Excerpt ->
It inhibits COX which inhibits gastric acid via prostaglandins. So gastric acid secretion not inhibited.
Which isoenzyme of COX needs to be inhibited for NSAIDs to have their desired effect?
COX 2 - so want a drug specific to this.
What is a concern about COX 2 inhibitors?
They may increase risk of coronary heart disease
What is a further problem with taking aspirin if you already have a peptic ulcer?
Aspirin is an antithrombolytic so the ulcer is more likely to bleed.
How to H2 antagonists (another anti-ulcer drug) work? What are some names of these drugs?
Bind to histamine 2 receptors so histimine can’t bind- less stomach acid produced.
e.g. Ranitidine and Famotidine (available OTC)
Why can breathlessness be a symptom of a bleeding peptic ulcer?
Losing blood so become anaemic.
What can be done during an endoscopy to treat an ulcer?

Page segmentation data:
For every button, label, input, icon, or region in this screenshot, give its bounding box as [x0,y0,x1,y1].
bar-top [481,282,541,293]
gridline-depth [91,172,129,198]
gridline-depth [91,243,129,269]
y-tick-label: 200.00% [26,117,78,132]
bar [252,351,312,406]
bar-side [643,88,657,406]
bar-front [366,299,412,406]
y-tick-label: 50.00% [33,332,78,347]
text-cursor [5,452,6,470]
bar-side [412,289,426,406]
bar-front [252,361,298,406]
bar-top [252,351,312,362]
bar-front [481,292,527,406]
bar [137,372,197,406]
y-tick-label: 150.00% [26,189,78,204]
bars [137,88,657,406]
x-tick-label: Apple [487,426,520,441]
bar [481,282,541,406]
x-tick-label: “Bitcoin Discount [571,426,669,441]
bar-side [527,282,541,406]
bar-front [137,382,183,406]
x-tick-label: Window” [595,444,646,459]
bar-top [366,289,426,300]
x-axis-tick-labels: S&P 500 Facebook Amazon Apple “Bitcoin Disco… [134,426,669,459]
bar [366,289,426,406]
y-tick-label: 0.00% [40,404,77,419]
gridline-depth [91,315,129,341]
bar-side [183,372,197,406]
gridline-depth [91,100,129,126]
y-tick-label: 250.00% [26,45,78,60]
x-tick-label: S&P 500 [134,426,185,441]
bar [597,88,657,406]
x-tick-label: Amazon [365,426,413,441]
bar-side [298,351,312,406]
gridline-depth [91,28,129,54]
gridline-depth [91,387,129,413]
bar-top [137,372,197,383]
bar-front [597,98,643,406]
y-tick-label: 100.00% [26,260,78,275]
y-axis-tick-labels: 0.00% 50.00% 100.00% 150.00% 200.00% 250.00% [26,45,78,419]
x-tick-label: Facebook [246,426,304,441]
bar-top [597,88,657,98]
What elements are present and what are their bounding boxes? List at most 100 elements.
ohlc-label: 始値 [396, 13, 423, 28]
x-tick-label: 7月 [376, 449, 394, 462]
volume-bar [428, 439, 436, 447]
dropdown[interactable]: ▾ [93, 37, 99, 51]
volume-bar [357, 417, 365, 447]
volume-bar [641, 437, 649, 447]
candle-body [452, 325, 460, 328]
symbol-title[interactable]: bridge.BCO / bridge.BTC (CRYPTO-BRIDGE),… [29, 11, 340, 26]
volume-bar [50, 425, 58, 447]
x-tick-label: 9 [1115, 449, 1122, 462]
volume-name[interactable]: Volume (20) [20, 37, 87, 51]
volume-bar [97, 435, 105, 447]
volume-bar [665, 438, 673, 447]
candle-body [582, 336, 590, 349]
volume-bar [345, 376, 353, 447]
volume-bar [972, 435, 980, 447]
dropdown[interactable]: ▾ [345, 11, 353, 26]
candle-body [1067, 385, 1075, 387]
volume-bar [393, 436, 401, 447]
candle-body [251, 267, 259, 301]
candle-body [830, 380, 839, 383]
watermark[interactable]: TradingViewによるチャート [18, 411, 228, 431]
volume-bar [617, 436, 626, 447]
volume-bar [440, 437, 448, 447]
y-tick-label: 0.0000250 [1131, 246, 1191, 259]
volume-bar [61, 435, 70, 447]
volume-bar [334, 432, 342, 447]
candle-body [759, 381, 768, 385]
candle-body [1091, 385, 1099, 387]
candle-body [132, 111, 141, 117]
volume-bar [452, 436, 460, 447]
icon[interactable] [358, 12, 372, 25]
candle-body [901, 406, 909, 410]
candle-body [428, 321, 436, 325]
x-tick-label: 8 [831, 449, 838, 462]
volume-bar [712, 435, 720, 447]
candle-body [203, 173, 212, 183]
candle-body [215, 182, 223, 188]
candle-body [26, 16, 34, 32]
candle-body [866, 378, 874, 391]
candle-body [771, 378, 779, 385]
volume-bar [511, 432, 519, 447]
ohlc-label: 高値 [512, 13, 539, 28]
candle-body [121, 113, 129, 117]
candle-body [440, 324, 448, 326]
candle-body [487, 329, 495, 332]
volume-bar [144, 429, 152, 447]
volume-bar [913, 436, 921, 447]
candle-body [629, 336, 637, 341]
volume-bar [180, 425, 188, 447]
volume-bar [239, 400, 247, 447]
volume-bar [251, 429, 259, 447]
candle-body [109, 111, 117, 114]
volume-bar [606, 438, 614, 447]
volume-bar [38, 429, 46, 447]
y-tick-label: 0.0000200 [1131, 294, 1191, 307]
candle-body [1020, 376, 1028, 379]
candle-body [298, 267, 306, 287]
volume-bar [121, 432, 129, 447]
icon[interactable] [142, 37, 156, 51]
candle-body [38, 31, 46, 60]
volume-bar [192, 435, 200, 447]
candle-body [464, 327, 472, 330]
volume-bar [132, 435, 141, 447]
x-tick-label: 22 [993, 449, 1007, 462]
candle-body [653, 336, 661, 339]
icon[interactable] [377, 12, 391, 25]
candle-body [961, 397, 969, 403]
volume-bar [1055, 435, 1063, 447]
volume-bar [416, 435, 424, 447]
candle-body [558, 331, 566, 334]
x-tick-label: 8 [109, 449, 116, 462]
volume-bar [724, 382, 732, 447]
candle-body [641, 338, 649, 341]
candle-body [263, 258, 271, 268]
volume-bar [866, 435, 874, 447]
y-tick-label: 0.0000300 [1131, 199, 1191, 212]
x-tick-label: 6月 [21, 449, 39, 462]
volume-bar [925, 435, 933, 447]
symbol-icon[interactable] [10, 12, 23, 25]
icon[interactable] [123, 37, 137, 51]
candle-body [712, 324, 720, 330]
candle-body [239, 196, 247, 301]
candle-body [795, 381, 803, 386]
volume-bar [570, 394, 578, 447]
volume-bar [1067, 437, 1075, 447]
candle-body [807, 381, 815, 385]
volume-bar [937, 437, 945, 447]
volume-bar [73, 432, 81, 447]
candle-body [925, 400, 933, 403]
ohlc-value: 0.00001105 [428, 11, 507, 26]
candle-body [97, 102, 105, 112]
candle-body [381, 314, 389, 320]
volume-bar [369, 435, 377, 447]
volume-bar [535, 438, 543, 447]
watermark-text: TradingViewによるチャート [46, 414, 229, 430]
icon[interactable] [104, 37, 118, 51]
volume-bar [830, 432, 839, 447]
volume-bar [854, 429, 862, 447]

What you have to do ->
Copy out the peptic ulcer drug notes in full, word for word.

Exercise answer ->
It inhibits COX which inhibits gastric acid via prostaglandins. So gastric acid secretion not inhibited.
Which isoenzyme of COX needs to be inhibited for NSAIDs to have their desired effect?
COX 2 - so want a drug specific to this.
What is a concern about COX 2 inhibitors?
They may increase risk of coronary heart disease
What is a further problem with taking aspirin if you already have a peptic ulcer?
Aspirin is an antithrombolytic so the ulcer is more likely to bleed.
How to H2 antagonists (another anti-ulcer drug) work? What are some names of these drugs?
Bind to histamine 2 receptors so histimine can’t bind- less stomach acid produced.
e.g. Ranitidine and Famotidine (available OTC)
Why can breathlessness be a symptom of a bleeding peptic ulcer?
Losing blood so become anaemic.
What can be done during an endoscopy to treat an ulcer?